**WORK TO DO:**
Reproduce word for word the passage of the Ravelry format thread below, starting with "I also went" and going on through "this one is.".

# Ravelry's new format (changed after 13 years!)



## thesedays (Feb 25, 2011)

So, what do you HT/Ravelers think? I can't stand it! There's something about the format that gives me (and a lot of other people) a splitting headache, and someone pointed out that it looks like a website aimed at teenage girls, to which I agree.

First world problems, I know.


----------



## Wind in Her Hair (Jul 18, 2002)

I hate it. 

Almost as much as I miss the "new" Facebook as opposed to the Classic Facebook format. Hate it. 

Hate change. I'm old.


----------



## Wind in Her Hair (Jul 18, 2002)

thesedays said:


> So, what do you HT/Ravelers think? I can't stand it! There's something about the format that gives me (and a lot of other people) a splitting headache, and someone pointed out that it looks like a website aimed at teenage girls, to which I agree.
> 
> First world problems, I know.


Did you see this??!?! You have the option to go back to the old format! I just did! 

https://www.ravelry.com/discuss/for-the-love-of-ravelry/topics/4045331?newlook=0


----------



## gleepish (Mar 10, 2003)

I had to go look.... I'm not crazy about it, but it is a bit cleaner than what it was. It does remind me of the teen color schemes from the 90's though!


----------



## thesedays (Feb 25, 2011)

I also went back to the old format, and Gleepish, a lot of other people are saying that the site looks like a graphics throwback.

The biggest complaint, mine included, is that the new format has caused headaches.


----------



## secuono (Sep 28, 2011)

I hated the old version. 
Don't love the new version, but a little easier to use & find things.
Wish it would just go to a regular forum like this one is.


----------

**SUPPLIED MATERIAL:**
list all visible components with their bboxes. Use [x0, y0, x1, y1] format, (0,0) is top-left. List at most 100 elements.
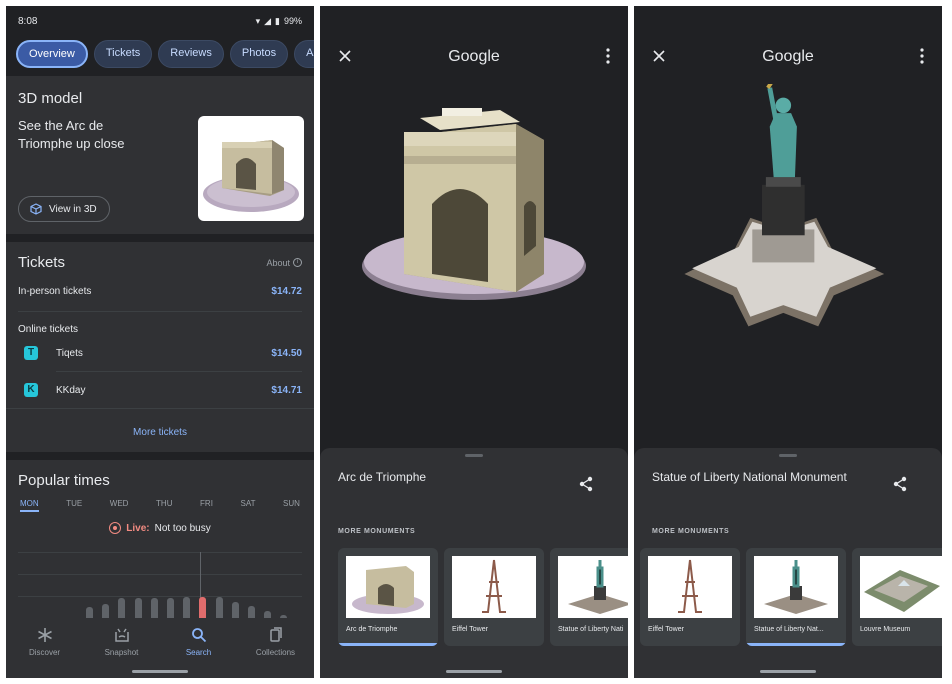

**WRITTEN RESPONSE:**
I also went back to the old format, and Gleepish, a lot of other people are saying that the site looks like a graphics throwback.

The biggest complaint, mine included, is that the new format has caused headaches.


----------



## secuono (Sep 28, 2011)

I hated the old version. 
Don't love the new version, but a little easier to use & find things.
Wish it would just go to a regular forum like this one is.